Write out the full listing again, exactly as it stands.

-- Data supplied follows --

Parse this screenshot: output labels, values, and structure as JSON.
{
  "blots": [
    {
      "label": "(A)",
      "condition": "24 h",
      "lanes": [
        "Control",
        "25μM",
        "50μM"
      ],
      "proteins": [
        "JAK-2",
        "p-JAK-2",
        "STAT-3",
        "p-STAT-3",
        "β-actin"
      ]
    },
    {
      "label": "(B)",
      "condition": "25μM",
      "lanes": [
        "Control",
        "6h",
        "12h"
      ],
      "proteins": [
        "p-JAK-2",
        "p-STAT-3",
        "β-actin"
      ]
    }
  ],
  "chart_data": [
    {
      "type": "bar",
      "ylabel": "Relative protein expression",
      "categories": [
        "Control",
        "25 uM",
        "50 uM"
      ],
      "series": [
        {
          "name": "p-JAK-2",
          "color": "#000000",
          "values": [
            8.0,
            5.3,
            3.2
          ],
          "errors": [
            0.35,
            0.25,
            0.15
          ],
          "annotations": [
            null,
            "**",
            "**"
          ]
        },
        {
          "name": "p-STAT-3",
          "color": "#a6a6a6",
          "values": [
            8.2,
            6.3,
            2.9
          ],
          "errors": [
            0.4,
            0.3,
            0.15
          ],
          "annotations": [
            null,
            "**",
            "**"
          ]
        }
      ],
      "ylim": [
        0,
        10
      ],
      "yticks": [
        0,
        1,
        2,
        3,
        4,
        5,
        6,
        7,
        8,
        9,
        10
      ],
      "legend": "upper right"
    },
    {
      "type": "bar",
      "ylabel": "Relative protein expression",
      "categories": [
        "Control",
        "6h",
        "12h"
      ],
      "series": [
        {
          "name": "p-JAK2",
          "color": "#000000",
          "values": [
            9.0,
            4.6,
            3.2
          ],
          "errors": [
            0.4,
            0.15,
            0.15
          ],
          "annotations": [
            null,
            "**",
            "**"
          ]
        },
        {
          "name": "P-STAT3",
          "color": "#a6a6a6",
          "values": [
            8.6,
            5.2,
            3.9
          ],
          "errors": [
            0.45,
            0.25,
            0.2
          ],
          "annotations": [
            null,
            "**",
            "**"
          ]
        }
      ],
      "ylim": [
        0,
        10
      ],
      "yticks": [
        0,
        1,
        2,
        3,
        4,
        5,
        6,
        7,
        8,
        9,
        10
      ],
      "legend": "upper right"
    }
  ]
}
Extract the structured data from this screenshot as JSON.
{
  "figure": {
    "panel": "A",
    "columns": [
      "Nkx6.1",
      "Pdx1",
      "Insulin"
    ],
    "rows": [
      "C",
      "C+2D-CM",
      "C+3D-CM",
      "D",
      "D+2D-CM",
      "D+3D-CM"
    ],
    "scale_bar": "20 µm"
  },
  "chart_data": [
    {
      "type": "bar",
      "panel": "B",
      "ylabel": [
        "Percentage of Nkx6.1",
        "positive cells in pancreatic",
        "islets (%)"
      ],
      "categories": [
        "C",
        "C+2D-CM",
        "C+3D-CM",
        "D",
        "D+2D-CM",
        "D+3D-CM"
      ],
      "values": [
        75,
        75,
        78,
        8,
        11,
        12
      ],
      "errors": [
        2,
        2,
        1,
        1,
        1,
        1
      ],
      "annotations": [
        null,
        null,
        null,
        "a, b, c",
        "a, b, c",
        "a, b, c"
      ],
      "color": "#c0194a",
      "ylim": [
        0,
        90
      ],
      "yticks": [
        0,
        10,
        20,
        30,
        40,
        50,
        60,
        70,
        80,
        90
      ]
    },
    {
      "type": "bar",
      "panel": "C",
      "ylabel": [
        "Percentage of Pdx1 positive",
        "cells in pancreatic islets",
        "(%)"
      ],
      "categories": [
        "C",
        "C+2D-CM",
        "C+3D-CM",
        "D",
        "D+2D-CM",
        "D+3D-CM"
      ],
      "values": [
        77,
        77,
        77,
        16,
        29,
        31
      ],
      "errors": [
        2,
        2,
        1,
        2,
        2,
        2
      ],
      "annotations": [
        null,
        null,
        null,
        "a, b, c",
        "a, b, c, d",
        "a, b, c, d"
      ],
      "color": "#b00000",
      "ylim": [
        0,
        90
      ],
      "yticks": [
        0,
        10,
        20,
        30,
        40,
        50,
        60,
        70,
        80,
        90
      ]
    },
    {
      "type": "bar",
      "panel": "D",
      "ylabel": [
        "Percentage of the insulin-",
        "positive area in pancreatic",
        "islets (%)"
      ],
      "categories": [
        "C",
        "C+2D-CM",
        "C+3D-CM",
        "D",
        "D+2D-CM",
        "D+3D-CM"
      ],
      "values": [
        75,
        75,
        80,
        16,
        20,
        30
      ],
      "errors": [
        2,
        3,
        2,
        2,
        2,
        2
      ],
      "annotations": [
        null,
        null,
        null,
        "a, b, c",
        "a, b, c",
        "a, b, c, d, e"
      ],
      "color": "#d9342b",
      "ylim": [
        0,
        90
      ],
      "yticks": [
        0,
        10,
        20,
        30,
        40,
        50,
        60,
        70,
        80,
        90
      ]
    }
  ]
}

-- Data supplied concluded --

#### Result of the task:
Parse this screenshot: output labels, values, and structure as JSON.
{
  "blots": [
    {
      "label": "(A)",
      "condition": "24 h",
      "lanes": [
        "Control",
        "25μM",
        "50μM"
      ],
      "proteins": [
        "JAK-2",
        "p-JAK-2",
        "STAT-3",
        "p-STAT-3",
        "β-actin"
      ]
    },
    {
      "label": "(B)",
      "condition": "25μM",
      "lanes": [
        "Control",
        "6h",
        "12h"
      ],
      "proteins": [
        "p-JAK-2",
        "p-STAT-3",
        "β-actin"
      ]
    }
  ],
  "chart_data": [
    {
      "type": "bar",
      "ylabel": "Relative protein expression",
      "categories": [
        "Control",
        "25 uM",
        "50 uM"
      ],
      "series": [
        {
          "name": "p-JAK-2",
          "color": "#000000",
          "values": [
            8.0,
            5.3,
            3.2
          ],
          "errors": [
            0.35,
            0.25,
            0.15
          ],
          "annotations": [
            null,
            "**",
            "**"
          ]
        },
        {
          "name": "p-STAT-3",
          "color": "#a6a6a6",
          "values": [
            8.2,
            6.3,
            2.9
          ],
          "errors": [
            0.4,
            0.3,
            0.15
          ],
          "annotations": [
            null,
            "**",
            "**"
          ]
        }
      ],
      "ylim": [
        0,
        10
      ],
      "yticks": [
        0,
        1,
        2,
        3,
        4,
        5,
        6,
        7,
        8,
        9,
        10
      ],
      "legend": "upper right"
    },
    {
      "type": "bar",
      "ylabel": "Relative protein expression",
      "categories": [
        "Control",
        "6h",
        "12h"
      ],
      "series": [
        {
          "name": "p-JAK2",
          "color": "#000000",
          "values": [
            9.0,
            4.6,
            3.2
          ],
          "errors": [
            0.4,
            0.15,
            0.15
          ],
          "annotations": [
            null,
            "**",
            "**"
          ]
        },
        {
          "name": "P-STAT3",
          "color": "#a6a6a6",
          "values": [
            8.6,
            5.2,
            3.9
          ],
          "errors": [
            0.45,
            0.25,
            0.2
          ],
          "annotations": [
            null,
            "**",
            "**"
          ]
        }
      ],
      "ylim": [
        0,
        10
      ],
      "yticks": [
        0,
        1,
        2,
        3,
        4,
        5,
        6,
        7,
        8,
        9,
        10
      ],
      "legend": "upper right"
    }
  ]
}
Extract the structured data from this screenshot as JSON.
{
  "figure": {
    "panel": "A",
    "columns": [
      "Nkx6.1",
      "Pdx1",
      "Insulin"
    ],
    "rows": [
      "C",
      "C+2D-CM",
      "C+3D-CM",
      "D",
      "D+2D-CM",
      "D+3D-CM"
    ],
    "scale_bar": "20 µm"
  },
  "chart_data": [
    {
      "type": "bar",
      "panel": "B",
      "ylabel": [
        "Percentage of Nkx6.1",
        "positive cells in pancreatic",
        "islets (%)"
      ],
      "categories": [
        "C",
        "C+2D-CM",
        "C+3D-CM",
        "D",
        "D+2D-CM",
        "D+3D-CM"
      ],
      "values": [
        75,
        75,
        78,
        8,
        11,
        12
      ],
      "errors": [
        2,
        2,
        1,
        1,
        1,
        1
      ],
      "annotations": [
        null,
        null,
        null,
        "a, b, c",
        "a, b, c",
        "a, b, c"
      ],
      "color": "#c0194a",
      "ylim": [
        0,
        90
      ],
      "yticks": [
        0,
        10,
        20,
        30,
        40,
        50,
        60,
        70,
        80,
        90
      ]
    },
    {
      "type": "bar",
      "panel": "C",
      "ylabel": [
        "Percentage of Pdx1 positive",
        "cells in pancreatic islets",
        "(%)"
      ],
      "categories": [
        "C",
        "C+2D-CM",
        "C+3D-CM",
        "D",
        "D+2D-CM",
        "D+3D-CM"
      ],
      "values": [
        77,
        77,
        77,
        16,
        29,
        31
      ],
      "errors": [
        2,
        2,
        1,
        2,
        2,
        2
      ],
      "annotations": [
        null,
        null,
        null,
        "a, b, c",
        "a, b, c, d",
        "a, b, c, d"
      ],
      "color": "#b00000",
      "ylim": [
        0,
        90
      ],
      "yticks": [
        0,
        10,
        20,
        30,
        40,
        50,
        60,
        70,
        80,
        90
      ]
    },
    {
      "type": "bar",
      "panel": "D",
      "ylabel": [
        "Percentage of the insulin-",
        "positive area in pancreatic",
        "islets (%)"
      ],
      "categories": [
        "C",
        "C+2D-CM",
        "C+3D-CM",
        "D",
        "D+2D-CM",
        "D+3D-CM"
      ],
      "values": [
        75,
        75,
        80,
        16,
        20,
        30
      ],
      "errors": [
        2,
        3,
        2,
        2,
        2,
        2
      ],
      "annotations": [
        null,
        null,
        null,
        "a, b, c",
        "a, b, c",
        "a, b, c, d, e"
      ],
      "color": "#d9342b",
      "ylim": [
        0,
        90
      ],
      "yticks": [
        0,
        10,
        20,
        30,
        40,
        50,
        60,
        70,
        80,
        90
      ]
    }
  ]
}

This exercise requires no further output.